SET TASK
Write the listing below out again exactly, dropping the images.

Dataset items:

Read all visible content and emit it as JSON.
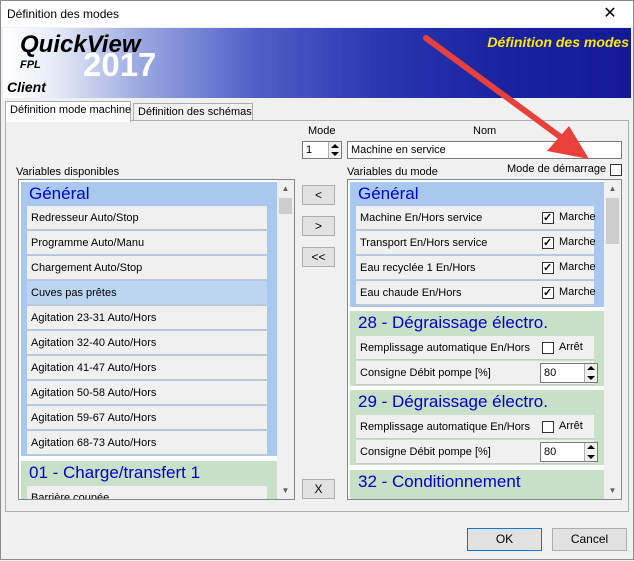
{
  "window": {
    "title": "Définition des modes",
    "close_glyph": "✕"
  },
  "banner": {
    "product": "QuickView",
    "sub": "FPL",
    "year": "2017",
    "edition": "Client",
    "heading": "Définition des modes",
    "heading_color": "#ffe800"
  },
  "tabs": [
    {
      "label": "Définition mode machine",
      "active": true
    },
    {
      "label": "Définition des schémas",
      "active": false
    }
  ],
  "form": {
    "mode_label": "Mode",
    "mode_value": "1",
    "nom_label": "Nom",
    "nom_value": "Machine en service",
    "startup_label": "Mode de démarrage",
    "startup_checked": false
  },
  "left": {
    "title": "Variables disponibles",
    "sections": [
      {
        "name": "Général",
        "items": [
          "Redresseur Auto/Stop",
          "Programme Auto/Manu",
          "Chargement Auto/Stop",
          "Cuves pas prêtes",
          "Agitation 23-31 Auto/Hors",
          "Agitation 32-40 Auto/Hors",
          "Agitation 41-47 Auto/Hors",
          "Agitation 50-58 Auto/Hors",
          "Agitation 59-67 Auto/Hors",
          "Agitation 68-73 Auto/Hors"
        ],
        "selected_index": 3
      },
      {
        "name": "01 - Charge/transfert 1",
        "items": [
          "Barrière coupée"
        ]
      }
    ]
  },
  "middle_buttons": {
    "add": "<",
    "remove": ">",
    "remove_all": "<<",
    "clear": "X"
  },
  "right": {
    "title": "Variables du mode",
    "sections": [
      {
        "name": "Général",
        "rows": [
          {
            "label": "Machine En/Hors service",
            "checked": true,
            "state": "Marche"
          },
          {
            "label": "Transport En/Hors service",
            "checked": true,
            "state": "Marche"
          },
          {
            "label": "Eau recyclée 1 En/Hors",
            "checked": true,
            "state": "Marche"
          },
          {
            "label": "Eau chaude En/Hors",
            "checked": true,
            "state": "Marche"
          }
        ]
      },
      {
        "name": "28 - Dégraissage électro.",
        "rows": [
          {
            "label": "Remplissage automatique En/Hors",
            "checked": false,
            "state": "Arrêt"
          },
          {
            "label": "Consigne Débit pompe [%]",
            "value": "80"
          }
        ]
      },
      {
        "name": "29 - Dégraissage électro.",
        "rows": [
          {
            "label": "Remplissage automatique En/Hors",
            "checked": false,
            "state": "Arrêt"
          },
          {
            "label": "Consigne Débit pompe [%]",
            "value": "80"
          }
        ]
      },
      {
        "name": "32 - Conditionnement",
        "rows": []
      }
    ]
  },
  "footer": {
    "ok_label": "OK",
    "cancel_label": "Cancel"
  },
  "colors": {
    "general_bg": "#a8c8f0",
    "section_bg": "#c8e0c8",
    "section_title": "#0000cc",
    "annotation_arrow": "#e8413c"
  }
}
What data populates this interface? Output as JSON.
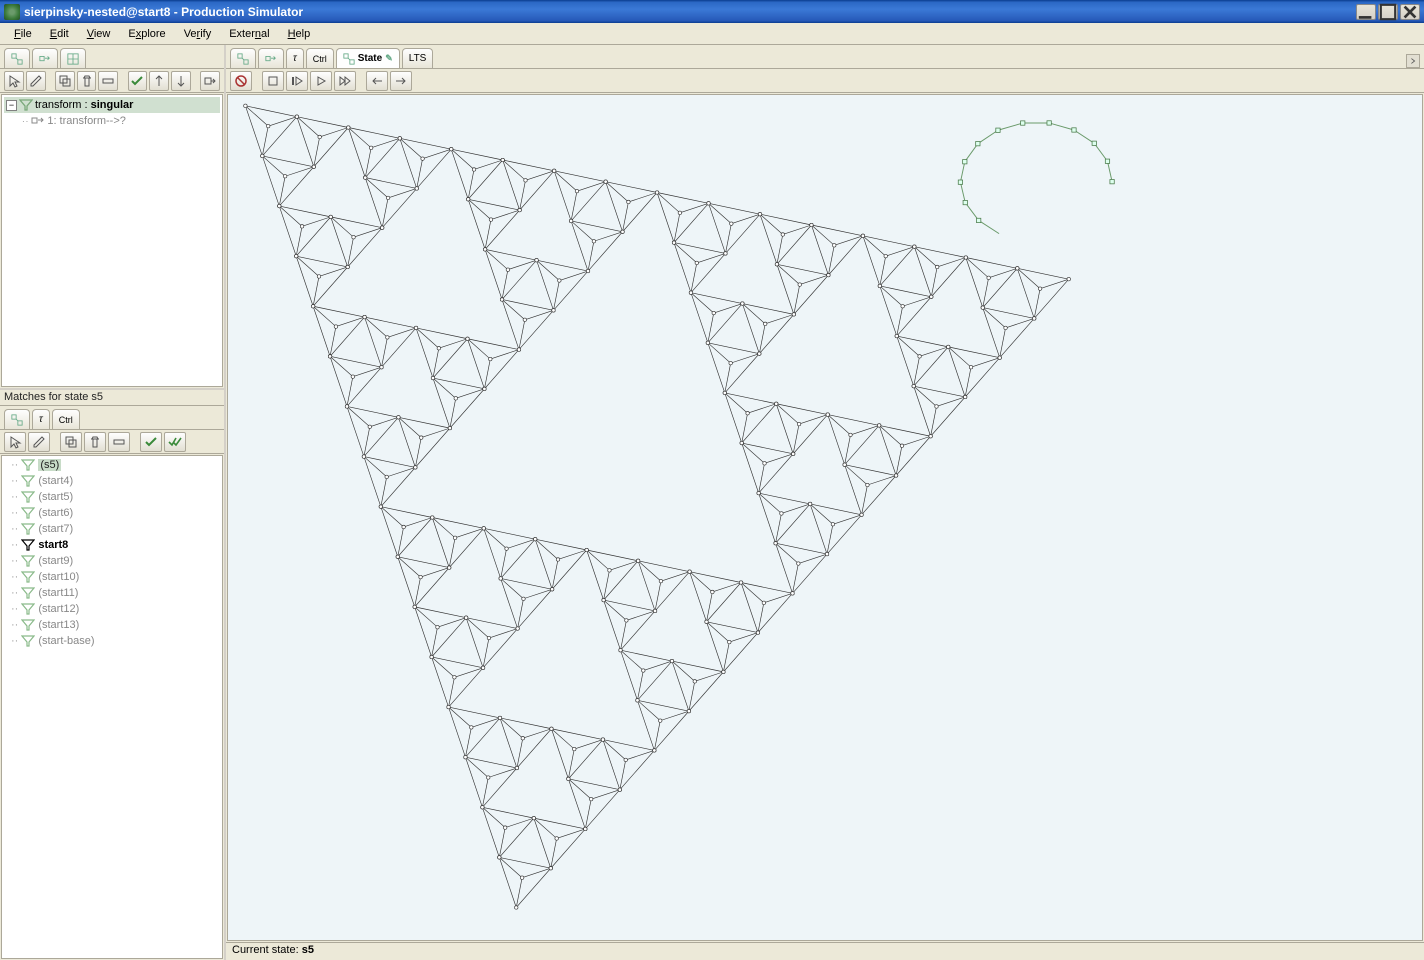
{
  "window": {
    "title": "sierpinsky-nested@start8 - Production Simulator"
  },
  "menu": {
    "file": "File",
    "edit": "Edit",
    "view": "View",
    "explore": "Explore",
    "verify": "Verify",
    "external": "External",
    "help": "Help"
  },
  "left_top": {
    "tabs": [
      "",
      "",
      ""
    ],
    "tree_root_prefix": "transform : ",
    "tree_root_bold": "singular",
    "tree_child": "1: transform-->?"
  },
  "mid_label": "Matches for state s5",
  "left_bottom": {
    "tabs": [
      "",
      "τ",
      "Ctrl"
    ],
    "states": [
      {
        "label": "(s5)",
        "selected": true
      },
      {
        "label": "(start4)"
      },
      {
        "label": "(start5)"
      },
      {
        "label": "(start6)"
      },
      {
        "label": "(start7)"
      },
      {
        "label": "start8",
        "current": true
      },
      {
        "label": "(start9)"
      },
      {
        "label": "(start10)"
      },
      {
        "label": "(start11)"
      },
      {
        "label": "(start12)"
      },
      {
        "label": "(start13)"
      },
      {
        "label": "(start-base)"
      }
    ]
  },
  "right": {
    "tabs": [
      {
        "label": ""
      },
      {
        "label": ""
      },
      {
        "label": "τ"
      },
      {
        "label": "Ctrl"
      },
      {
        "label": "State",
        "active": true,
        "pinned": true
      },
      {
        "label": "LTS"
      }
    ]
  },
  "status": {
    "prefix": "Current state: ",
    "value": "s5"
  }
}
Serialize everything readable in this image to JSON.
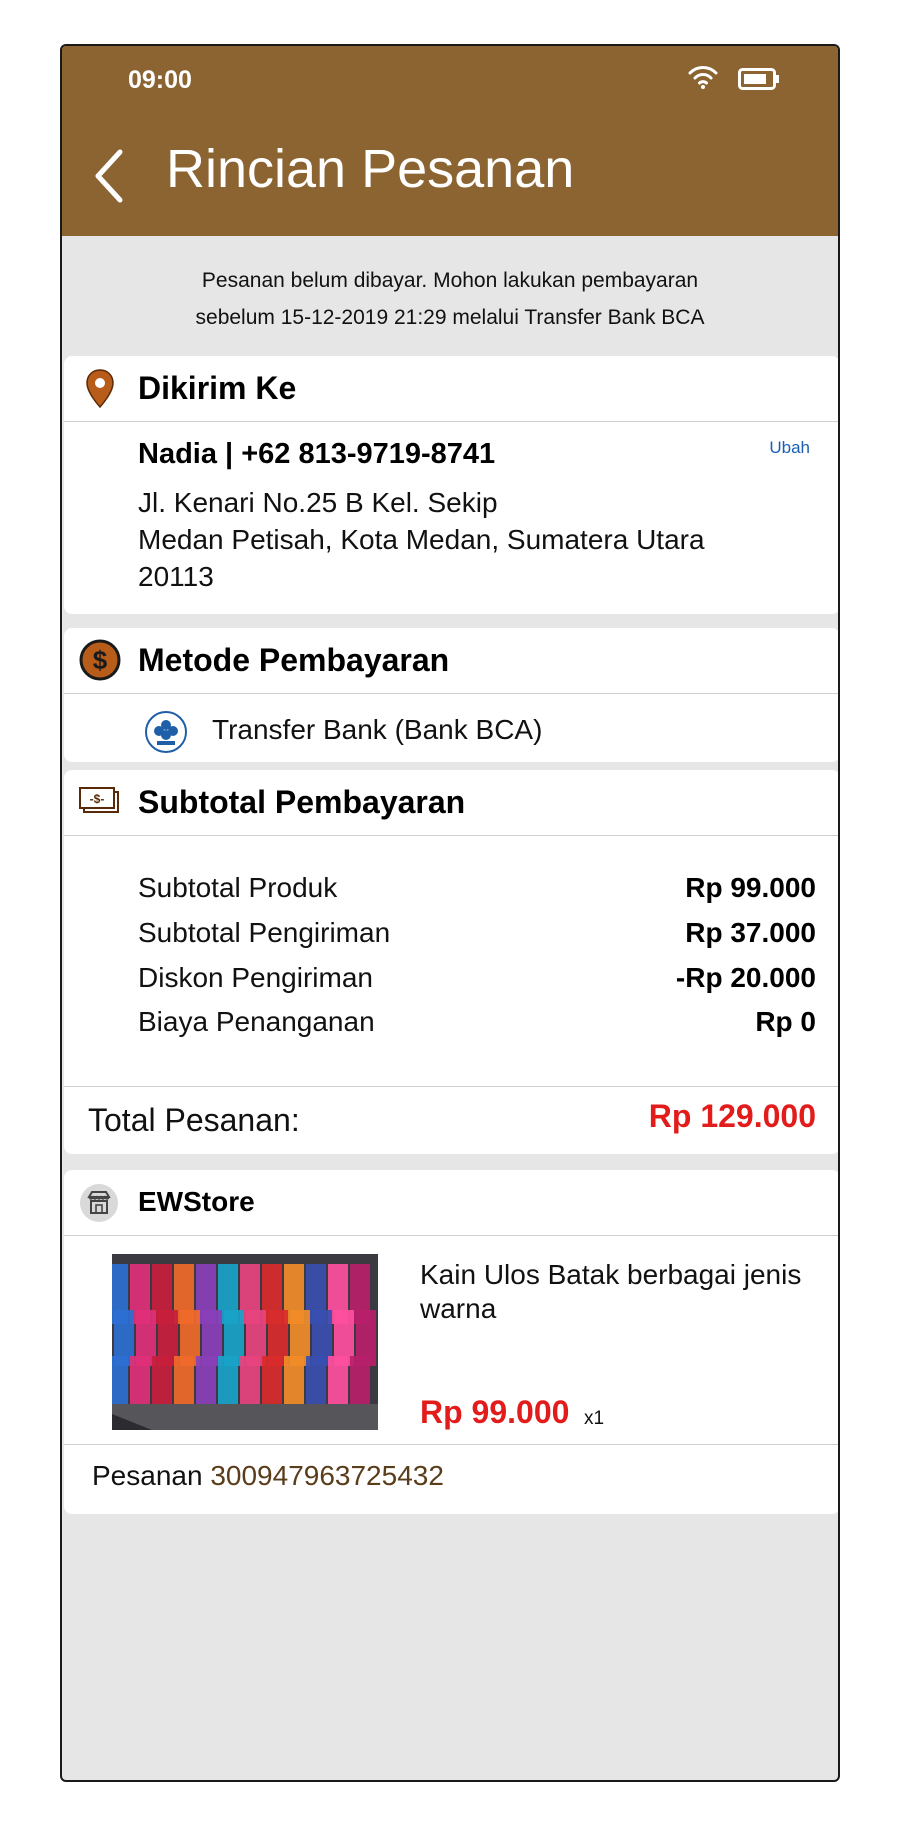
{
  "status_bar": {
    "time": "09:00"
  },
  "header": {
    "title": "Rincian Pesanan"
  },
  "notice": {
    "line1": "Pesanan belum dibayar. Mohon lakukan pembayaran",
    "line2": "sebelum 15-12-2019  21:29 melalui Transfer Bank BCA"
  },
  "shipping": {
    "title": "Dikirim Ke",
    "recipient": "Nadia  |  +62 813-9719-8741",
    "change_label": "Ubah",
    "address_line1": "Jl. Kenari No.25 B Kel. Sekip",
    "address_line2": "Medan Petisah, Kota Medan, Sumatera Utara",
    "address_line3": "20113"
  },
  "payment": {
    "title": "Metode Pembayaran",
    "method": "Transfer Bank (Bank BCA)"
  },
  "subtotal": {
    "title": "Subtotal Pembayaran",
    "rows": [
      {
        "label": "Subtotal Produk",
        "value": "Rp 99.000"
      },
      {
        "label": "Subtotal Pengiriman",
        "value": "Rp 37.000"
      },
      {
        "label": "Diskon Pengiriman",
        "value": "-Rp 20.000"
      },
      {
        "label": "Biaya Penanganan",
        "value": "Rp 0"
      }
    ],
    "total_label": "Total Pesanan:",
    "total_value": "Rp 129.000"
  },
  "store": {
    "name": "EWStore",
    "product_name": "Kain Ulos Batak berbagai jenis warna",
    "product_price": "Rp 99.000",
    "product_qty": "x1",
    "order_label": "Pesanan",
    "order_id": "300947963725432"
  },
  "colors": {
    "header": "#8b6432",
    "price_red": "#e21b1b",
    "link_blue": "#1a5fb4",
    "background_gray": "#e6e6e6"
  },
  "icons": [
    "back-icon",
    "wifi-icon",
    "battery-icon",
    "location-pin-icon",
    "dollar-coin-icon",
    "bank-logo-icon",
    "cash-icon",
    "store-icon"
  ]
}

SOLUTION TO THIS TASK
Read all visible content and emit it as JSON.
{
  "window": {
    "title": "Définition des modes",
    "close_glyph": "✕"
  },
  "banner": {
    "product": "QuickView",
    "sub": "FPL",
    "year": "2017",
    "edition": "Client",
    "heading": "Définition des modes",
    "heading_color": "#ffe800"
  },
  "tabs": [
    {
      "label": "Définition mode machine",
      "active": true
    },
    {
      "label": "Définition des schémas",
      "active": false
    }
  ],
  "form": {
    "mode_label": "Mode",
    "mode_value": "1",
    "nom_label": "Nom",
    "nom_value": "Machine en service",
    "startup_label": "Mode de démarrage",
    "startup_checked": false
  },
  "left": {
    "title": "Variables disponibles",
    "sections": [
      {
        "name": "Général",
        "items": [
          "Redresseur Auto/Stop",
          "Programme Auto/Manu",
          "Chargement Auto/Stop",
          "Cuves pas prêtes",
          "Agitation 23-31 Auto/Hors",
          "Agitation 32-40 Auto/Hors",
          "Agitation 41-47 Auto/Hors",
          "Agitation 50-58 Auto/Hors",
          "Agitation 59-67 Auto/Hors",
          "Agitation 68-73 Auto/Hors"
        ],
        "selected_index": 3
      },
      {
        "name": "01 - Charge/transfert 1",
        "items": [
          "Barrière coupée"
        ]
      }
    ]
  },
  "middle_buttons": {
    "add": "<",
    "remove": ">",
    "remove_all": "<<",
    "clear": "X"
  },
  "right": {
    "title": "Variables du mode",
    "sections": [
      {
        "name": "Général",
        "rows": [
          {
            "label": "Machine En/Hors service",
            "checked": true,
            "state": "Marche"
          },
          {
            "label": "Transport En/Hors service",
            "checked": true,
            "state": "Marche"
          },
          {
            "label": "Eau recyclée 1 En/Hors",
            "checked": true,
            "state": "Marche"
          },
          {
            "label": "Eau chaude En/Hors",
            "checked": true,
            "state": "Marche"
          }
        ]
      },
      {
        "name": "28 - Dégraissage électro.",
        "rows": [
          {
            "label": "Remplissage automatique En/Hors",
            "checked": false,
            "state": "Arrêt"
          },
          {
            "label": "Consigne Débit pompe [%]",
            "value": "80"
          }
        ]
      },
      {
        "name": "29 - Dégraissage électro.",
        "rows": [
          {
            "label": "Remplissage automatique En/Hors",
            "checked": false,
            "state": "Arrêt"
          },
          {
            "label": "Consigne Débit pompe [%]",
            "value": "80"
          }
        ]
      },
      {
        "name": "32 - Conditionnement",
        "rows": []
      }
    ]
  },
  "footer": {
    "ok_label": "OK",
    "cancel_label": "Cancel"
  },
  "colors": {
    "general_bg": "#a8c8f0",
    "section_bg": "#c8e0c8",
    "section_title": "#0000cc",
    "annotation_arrow": "#e8413c"
  }
}
What data populates this interface? Output as JSON.
{
  "window": {
    "title": "sierpinsky-nested@start8 - Production Simulator"
  },
  "menu": {
    "file": "File",
    "edit": "Edit",
    "view": "View",
    "explore": "Explore",
    "verify": "Verify",
    "external": "External",
    "help": "Help"
  },
  "left_top": {
    "tabs": [
      "",
      "",
      ""
    ],
    "tree_root_prefix": "transform : ",
    "tree_root_bold": "singular",
    "tree_child": "1: transform-->?"
  },
  "mid_label": "Matches for state s5",
  "left_bottom": {
    "tabs": [
      "",
      "τ",
      "Ctrl"
    ],
    "states": [
      {
        "label": "(s5)",
        "selected": true
      },
      {
        "label": "(start4)"
      },
      {
        "label": "(start5)"
      },
      {
        "label": "(start6)"
      },
      {
        "label": "(start7)"
      },
      {
        "label": "start8",
        "current": true
      },
      {
        "label": "(start9)"
      },
      {
        "label": "(start10)"
      },
      {
        "label": "(start11)"
      },
      {
        "label": "(start12)"
      },
      {
        "label": "(start13)"
      },
      {
        "label": "(start-base)"
      }
    ]
  },
  "right": {
    "tabs": [
      {
        "label": ""
      },
      {
        "label": ""
      },
      {
        "label": "τ"
      },
      {
        "label": "Ctrl"
      },
      {
        "label": "State",
        "active": true,
        "pinned": true
      },
      {
        "label": "LTS"
      }
    ]
  },
  "status": {
    "prefix": "Current state: ",
    "value": "s5"
  }
}
Serialize everything readable in this image to JSON.
{
  "status_bar": {
    "time": "09:00"
  },
  "header": {
    "title": "Rincian Pesanan"
  },
  "notice": {
    "line1": "Pesanan belum dibayar. Mohon lakukan pembayaran",
    "line2": "sebelum 15-12-2019  21:29 melalui Transfer Bank BCA"
  },
  "shipping": {
    "title": "Dikirim Ke",
    "recipient": "Nadia  |  +62 813-9719-8741",
    "change_label": "Ubah",
    "address_line1": "Jl. Kenari No.25 B Kel. Sekip",
    "address_line2": "Medan Petisah, Kota Medan, Sumatera Utara",
    "address_line3": "20113"
  },
  "payment": {
    "title": "Metode Pembayaran",
    "method": "Transfer Bank (Bank BCA)"
  },
  "subtotal": {
    "title": "Subtotal Pembayaran",
    "rows": [
      {
        "label": "Subtotal Produk",
        "value": "Rp 99.000"
      },
      {
        "label": "Subtotal Pengiriman",
        "value": "Rp 37.000"
      },
      {
        "label": "Diskon Pengiriman",
        "value": "-Rp 20.000"
      },
      {
        "label": "Biaya Penanganan",
        "value": "Rp 0"
      }
    ],
    "total_label": "Total Pesanan:",
    "total_value": "Rp 129.000"
  },
  "store": {
    "name": "EWStore",
    "product_name": "Kain Ulos Batak berbagai jenis warna",
    "product_price": "Rp 99.000",
    "product_qty": "x1",
    "order_label": "Pesanan",
    "order_id": "300947963725432"
  },
  "colors": {
    "header": "#8b6432",
    "price_red": "#e21b1b",
    "link_blue": "#1a5fb4",
    "background_gray": "#e6e6e6"
  },
  "icons": [
    "back-icon",
    "wifi-icon",
    "battery-icon",
    "location-pin-icon",
    "dollar-coin-icon",
    "bank-logo-icon",
    "cash-icon",
    "store-icon"
  ]
}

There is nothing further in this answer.